- RECORD EXCERPTS -
+ + + +

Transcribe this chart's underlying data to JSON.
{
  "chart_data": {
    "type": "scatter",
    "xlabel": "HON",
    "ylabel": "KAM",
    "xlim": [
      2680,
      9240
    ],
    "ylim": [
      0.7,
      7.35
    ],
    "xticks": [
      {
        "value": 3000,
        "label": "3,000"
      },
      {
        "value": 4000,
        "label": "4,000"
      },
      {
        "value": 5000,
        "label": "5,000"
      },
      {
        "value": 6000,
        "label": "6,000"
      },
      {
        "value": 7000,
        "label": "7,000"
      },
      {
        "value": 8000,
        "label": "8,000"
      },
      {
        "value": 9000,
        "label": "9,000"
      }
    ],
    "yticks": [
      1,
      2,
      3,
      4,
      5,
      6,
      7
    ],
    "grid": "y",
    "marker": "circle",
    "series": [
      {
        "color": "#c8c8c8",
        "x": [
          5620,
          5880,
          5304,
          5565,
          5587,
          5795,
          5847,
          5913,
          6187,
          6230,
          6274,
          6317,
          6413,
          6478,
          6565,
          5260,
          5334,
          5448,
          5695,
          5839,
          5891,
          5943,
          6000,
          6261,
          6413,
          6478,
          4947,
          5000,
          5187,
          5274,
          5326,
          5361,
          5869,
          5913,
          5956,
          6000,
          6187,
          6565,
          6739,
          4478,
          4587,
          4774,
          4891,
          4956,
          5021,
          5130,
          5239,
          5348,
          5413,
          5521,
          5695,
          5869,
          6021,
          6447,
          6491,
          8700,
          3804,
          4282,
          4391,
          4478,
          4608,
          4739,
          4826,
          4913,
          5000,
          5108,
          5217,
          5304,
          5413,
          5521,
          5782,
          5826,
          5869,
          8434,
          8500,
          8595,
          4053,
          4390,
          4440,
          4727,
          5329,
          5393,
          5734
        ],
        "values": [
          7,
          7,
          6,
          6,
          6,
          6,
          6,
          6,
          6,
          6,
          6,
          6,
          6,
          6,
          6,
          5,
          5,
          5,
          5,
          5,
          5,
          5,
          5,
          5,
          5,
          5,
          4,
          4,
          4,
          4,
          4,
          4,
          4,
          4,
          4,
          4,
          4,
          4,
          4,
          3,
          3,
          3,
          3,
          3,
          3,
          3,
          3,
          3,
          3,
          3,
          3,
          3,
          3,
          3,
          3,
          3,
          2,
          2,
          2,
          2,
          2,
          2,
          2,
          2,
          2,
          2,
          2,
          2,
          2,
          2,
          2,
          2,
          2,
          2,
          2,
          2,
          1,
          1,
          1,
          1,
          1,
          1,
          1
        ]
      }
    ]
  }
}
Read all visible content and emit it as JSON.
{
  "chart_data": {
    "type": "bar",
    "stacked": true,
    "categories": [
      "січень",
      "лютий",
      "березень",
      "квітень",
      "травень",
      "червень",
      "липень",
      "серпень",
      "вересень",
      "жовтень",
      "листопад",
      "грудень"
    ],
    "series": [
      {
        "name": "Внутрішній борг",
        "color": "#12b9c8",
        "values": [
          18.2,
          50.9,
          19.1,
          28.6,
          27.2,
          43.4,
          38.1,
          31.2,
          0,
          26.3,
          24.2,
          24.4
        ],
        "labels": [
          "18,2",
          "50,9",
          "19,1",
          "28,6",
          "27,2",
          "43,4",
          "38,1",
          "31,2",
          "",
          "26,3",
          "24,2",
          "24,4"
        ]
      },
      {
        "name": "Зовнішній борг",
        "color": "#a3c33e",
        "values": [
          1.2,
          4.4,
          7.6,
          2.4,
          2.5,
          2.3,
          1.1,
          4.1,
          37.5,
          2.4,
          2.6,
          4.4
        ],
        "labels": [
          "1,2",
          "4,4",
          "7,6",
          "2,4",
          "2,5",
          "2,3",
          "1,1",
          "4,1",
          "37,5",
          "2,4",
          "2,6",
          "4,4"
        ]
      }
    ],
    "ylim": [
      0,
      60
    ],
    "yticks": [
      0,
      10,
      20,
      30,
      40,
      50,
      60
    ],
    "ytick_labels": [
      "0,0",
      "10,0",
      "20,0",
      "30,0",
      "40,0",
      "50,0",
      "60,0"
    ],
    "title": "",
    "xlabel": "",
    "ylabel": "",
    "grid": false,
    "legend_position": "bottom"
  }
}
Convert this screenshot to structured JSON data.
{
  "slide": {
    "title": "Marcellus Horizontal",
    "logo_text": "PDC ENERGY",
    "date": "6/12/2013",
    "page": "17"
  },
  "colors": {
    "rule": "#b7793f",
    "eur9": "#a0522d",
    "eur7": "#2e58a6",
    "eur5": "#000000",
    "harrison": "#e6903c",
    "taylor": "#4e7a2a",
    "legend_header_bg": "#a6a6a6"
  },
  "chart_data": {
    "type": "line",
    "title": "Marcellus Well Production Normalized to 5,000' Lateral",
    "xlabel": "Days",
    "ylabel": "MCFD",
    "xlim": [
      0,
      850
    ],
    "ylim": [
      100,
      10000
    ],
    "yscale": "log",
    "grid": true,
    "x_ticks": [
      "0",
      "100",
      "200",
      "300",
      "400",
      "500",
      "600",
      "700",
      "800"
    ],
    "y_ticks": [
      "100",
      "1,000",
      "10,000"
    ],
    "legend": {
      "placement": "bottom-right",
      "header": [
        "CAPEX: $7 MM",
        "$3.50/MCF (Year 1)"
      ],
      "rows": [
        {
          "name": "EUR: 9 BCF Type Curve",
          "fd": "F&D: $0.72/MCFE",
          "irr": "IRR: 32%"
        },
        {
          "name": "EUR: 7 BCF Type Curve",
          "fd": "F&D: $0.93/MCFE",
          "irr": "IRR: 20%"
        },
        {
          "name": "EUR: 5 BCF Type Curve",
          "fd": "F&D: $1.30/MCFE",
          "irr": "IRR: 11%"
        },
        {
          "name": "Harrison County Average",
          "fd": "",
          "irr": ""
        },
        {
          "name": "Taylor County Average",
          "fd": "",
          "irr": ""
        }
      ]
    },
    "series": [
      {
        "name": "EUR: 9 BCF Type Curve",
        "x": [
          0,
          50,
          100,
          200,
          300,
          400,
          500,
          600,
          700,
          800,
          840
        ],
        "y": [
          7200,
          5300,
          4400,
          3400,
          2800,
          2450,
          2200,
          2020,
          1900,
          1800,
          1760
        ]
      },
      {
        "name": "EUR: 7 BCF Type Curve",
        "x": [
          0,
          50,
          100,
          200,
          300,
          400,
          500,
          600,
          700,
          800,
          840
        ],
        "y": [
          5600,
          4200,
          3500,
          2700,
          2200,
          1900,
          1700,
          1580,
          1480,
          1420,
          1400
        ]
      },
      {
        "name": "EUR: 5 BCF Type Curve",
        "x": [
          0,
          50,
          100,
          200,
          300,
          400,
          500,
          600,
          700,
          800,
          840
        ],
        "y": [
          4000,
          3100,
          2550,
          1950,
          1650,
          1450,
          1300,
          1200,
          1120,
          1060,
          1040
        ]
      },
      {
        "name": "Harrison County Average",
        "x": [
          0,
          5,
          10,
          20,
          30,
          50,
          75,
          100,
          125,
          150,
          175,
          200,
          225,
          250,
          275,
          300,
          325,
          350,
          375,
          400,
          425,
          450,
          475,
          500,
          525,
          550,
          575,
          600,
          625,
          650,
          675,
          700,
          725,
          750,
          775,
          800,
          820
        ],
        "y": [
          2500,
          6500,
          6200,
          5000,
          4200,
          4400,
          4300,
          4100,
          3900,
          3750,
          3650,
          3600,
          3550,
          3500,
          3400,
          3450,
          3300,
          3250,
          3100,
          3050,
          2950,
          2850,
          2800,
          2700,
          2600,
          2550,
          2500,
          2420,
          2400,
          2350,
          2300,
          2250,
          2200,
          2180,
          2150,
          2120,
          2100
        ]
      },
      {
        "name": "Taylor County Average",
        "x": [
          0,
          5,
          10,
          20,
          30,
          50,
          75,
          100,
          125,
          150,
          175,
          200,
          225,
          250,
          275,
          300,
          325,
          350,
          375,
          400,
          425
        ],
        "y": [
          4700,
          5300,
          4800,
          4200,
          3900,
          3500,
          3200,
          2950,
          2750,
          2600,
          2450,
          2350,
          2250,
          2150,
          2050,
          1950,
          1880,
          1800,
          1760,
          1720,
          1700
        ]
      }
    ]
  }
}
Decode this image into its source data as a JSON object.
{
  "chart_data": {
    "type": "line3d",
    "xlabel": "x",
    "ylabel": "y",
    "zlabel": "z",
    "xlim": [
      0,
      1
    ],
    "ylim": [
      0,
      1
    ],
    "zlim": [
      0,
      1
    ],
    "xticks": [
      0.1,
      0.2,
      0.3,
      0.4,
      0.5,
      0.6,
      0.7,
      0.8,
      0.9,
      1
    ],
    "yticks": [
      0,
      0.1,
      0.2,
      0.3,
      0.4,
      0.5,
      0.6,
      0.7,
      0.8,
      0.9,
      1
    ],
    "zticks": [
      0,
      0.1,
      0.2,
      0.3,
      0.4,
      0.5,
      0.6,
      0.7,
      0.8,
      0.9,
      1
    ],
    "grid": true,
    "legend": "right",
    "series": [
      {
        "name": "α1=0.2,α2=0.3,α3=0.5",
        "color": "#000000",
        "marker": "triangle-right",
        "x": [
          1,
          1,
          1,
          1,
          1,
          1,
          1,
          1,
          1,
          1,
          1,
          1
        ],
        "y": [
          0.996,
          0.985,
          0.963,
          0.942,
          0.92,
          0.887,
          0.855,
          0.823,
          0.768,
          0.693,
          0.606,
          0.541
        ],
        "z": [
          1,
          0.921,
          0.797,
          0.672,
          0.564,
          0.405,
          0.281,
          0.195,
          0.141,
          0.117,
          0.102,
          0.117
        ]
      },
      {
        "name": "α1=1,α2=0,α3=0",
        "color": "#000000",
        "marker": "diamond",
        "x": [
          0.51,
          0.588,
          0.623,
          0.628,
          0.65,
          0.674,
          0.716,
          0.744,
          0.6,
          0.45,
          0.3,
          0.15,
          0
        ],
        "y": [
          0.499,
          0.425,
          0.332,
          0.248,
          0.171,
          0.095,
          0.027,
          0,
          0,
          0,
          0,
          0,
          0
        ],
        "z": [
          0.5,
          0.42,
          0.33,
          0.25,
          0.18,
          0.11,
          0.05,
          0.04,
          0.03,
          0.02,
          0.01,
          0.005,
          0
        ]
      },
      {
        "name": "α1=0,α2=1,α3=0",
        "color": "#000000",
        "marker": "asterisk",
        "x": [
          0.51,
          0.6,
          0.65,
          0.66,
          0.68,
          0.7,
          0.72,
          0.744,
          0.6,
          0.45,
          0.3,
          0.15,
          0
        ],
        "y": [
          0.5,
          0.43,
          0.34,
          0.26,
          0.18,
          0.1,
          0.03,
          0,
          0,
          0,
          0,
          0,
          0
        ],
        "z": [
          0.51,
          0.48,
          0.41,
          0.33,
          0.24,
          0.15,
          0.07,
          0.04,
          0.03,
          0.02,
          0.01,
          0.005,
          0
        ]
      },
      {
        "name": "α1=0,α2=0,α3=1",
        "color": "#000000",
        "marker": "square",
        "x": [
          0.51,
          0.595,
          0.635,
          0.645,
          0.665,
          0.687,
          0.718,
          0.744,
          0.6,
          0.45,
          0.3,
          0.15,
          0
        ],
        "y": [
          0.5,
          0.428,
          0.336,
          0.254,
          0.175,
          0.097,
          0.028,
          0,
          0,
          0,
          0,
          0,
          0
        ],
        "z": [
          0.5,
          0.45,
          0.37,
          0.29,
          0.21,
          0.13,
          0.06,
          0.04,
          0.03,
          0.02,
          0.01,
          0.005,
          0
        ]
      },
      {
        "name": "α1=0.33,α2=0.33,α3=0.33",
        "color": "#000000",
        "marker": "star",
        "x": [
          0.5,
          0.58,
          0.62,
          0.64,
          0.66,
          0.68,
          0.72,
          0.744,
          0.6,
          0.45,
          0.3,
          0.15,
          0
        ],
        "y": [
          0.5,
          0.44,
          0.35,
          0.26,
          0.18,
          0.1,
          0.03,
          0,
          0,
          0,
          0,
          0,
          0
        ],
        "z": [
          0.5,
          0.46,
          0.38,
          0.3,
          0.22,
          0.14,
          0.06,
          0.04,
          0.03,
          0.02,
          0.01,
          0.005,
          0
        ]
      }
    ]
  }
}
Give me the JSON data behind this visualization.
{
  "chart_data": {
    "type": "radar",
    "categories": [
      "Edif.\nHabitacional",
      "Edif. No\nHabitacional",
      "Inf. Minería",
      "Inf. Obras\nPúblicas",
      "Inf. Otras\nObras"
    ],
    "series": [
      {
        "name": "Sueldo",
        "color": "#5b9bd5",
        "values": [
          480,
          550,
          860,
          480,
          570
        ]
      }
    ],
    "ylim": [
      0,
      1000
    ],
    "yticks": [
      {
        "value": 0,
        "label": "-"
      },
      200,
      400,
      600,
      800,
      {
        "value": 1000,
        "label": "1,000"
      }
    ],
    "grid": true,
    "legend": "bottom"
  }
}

+ + + +

- CHALLENGE -
List each line of the records that holds the string "MCFE".

- SOLUTION FOR THIS PROBLEM -
          "fd": "F&D: $0.72/MCFE",
          "fd": "F&D: $0.93/MCFE",
          "fd": "F&D: $1.30/MCFE",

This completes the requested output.